## INSTRUCTIONS FOR THE TASK
Make an exact copy of the records, with the pictures left out.
========
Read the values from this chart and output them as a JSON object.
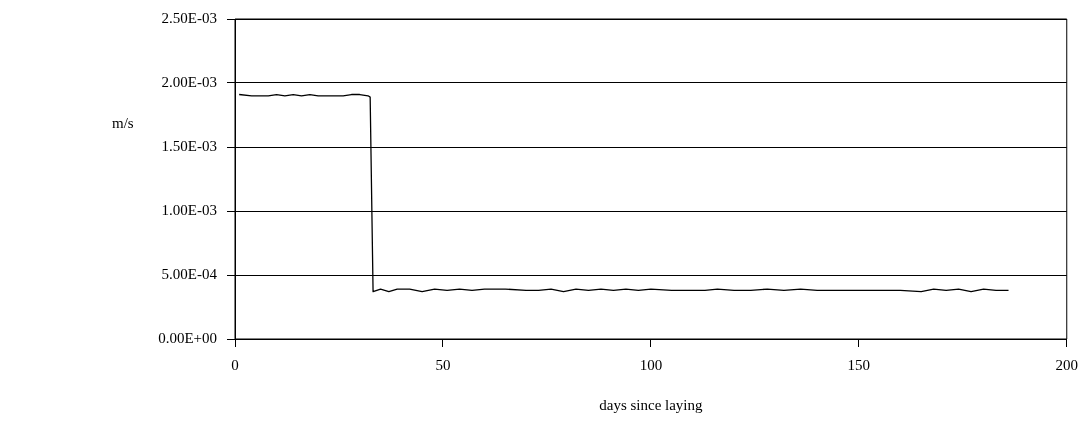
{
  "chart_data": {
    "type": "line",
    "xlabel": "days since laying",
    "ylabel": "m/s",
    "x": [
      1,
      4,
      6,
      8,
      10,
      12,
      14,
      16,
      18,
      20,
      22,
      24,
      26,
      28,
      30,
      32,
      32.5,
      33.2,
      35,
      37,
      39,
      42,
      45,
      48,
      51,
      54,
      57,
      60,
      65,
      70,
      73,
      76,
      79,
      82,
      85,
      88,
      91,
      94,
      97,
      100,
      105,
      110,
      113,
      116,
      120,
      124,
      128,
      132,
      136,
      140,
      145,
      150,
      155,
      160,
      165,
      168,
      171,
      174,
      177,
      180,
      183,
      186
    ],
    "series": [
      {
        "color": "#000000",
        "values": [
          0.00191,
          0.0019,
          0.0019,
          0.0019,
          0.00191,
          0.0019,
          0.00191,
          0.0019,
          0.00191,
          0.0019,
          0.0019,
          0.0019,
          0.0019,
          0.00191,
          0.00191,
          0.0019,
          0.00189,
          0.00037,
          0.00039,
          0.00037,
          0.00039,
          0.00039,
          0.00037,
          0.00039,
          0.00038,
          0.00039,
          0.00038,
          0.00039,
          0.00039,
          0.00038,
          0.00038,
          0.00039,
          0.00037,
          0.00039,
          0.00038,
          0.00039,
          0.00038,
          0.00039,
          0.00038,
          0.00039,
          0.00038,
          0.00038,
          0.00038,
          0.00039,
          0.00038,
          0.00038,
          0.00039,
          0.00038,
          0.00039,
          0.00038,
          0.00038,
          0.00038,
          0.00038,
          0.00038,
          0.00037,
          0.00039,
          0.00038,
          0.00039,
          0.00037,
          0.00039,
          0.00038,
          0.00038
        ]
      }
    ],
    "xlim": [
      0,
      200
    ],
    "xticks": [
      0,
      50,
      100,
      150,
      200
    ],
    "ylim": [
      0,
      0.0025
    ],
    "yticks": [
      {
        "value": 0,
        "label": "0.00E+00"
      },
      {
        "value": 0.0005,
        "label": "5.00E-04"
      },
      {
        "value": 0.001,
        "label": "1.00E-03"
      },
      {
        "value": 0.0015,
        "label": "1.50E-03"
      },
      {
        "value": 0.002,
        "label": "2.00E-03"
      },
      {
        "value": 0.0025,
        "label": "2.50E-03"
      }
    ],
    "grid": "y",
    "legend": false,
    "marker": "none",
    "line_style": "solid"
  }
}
========
## ANSWER FOR THE TASK
Read the values from this chart and output them as a JSON object.
{
  "chart_data": {
    "type": "line",
    "xlabel": "days since laying",
    "ylabel": "m/s",
    "x": [
      1,
      4,
      6,
      8,
      10,
      12,
      14,
      16,
      18,
      20,
      22,
      24,
      26,
      28,
      30,
      32,
      32.5,
      33.2,
      35,
      37,
      39,
      42,
      45,
      48,
      51,
      54,
      57,
      60,
      65,
      70,
      73,
      76,
      79,
      82,
      85,
      88,
      91,
      94,
      97,
      100,
      105,
      110,
      113,
      116,
      120,
      124,
      128,
      132,
      136,
      140,
      145,
      150,
      155,
      160,
      165,
      168,
      171,
      174,
      177,
      180,
      183,
      186
    ],
    "series": [
      {
        "color": "#000000",
        "values": [
          0.00191,
          0.0019,
          0.0019,
          0.0019,
          0.00191,
          0.0019,
          0.00191,
          0.0019,
          0.00191,
          0.0019,
          0.0019,
          0.0019,
          0.0019,
          0.00191,
          0.00191,
          0.0019,
          0.00189,
          0.00037,
          0.00039,
          0.00037,
          0.00039,
          0.00039,
          0.00037,
          0.00039,
          0.00038,
          0.00039,
          0.00038,
          0.00039,
          0.00039,
          0.00038,
          0.00038,
          0.00039,
          0.00037,
          0.00039,
          0.00038,
          0.00039,
          0.00038,
          0.00039,
          0.00038,
          0.00039,
          0.00038,
          0.00038,
          0.00038,
          0.00039,
          0.00038,
          0.00038,
          0.00039,
          0.00038,
          0.00039,
          0.00038,
          0.00038,
          0.00038,
          0.00038,
          0.00038,
          0.00037,
          0.00039,
          0.00038,
          0.00039,
          0.00037,
          0.00039,
          0.00038,
          0.00038
        ]
      }
    ],
    "xlim": [
      0,
      200
    ],
    "xticks": [
      0,
      50,
      100,
      150,
      200
    ],
    "ylim": [
      0,
      0.0025
    ],
    "yticks": [
      {
        "value": 0,
        "label": "0.00E+00"
      },
      {
        "value": 0.0005,
        "label": "5.00E-04"
      },
      {
        "value": 0.001,
        "label": "1.00E-03"
      },
      {
        "value": 0.0015,
        "label": "1.50E-03"
      },
      {
        "value": 0.002,
        "label": "2.00E-03"
      },
      {
        "value": 0.0025,
        "label": "2.50E-03"
      }
    ],
    "grid": "y",
    "legend": false,
    "marker": "none",
    "line_style": "solid"
  }
}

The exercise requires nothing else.